> STATED EXERCISE: Please output every line of the material as it stands, without the pictures.

(begin)

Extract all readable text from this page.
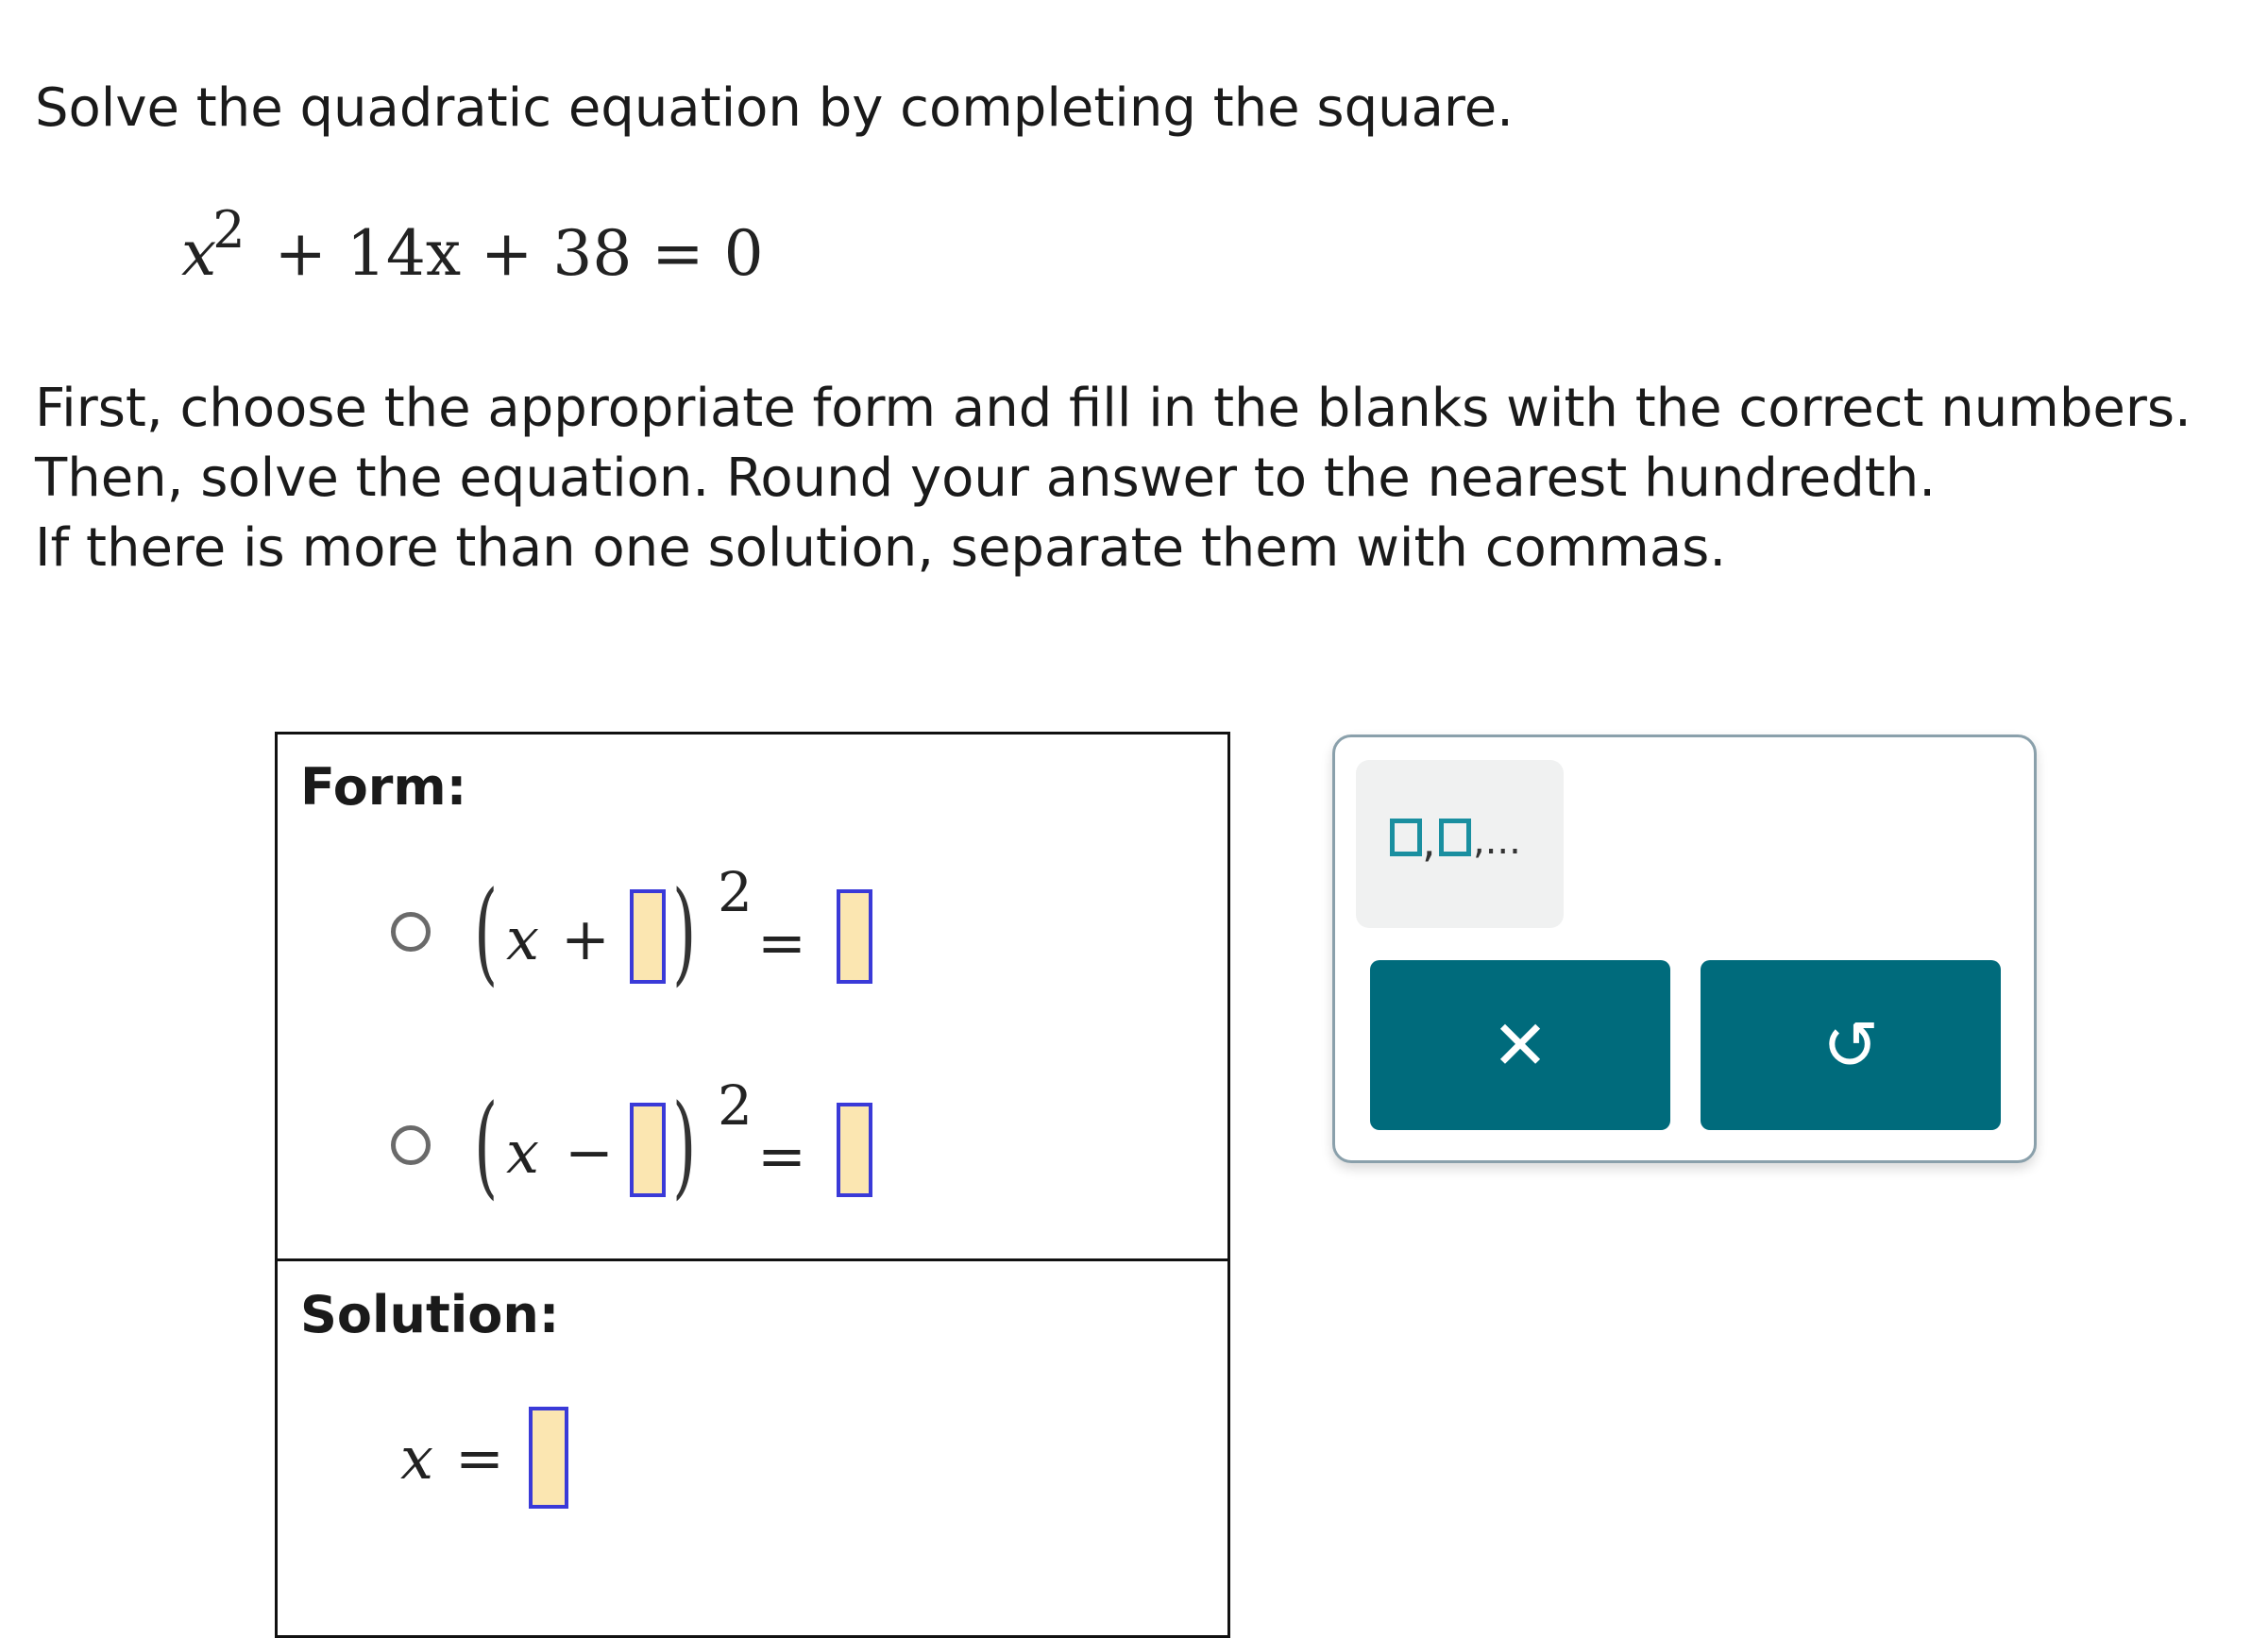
Solve the quadratic equation by completing the square.

$x^2 + 14x + 38 = 0$

First, choose the appropriate form and fill in the blanks with the correct numbers.

Then, solve the equation. Round your answer to the nearest hundredth.

If there is more than one solution, separate them with commas.

Form:
( x + ) 2
=
( x − ) 2
=
Solution:
x =
, ,...
✕	↺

(end)

> RESULT OF THE EXERCISE:
Extract all readable text from this page.
Solve the quadratic equation by completing the square.

$x^2 + 14x + 38 = 0$

First, choose the appropriate form and fill in the blanks with the correct numbers.

Then, solve the equation. Round your answer to the nearest hundredth.

If there is more than one solution, separate them with commas.

Form:
( x + ) 2
=
( x − ) 2
=
Solution:
x =
, ,...
✕	↺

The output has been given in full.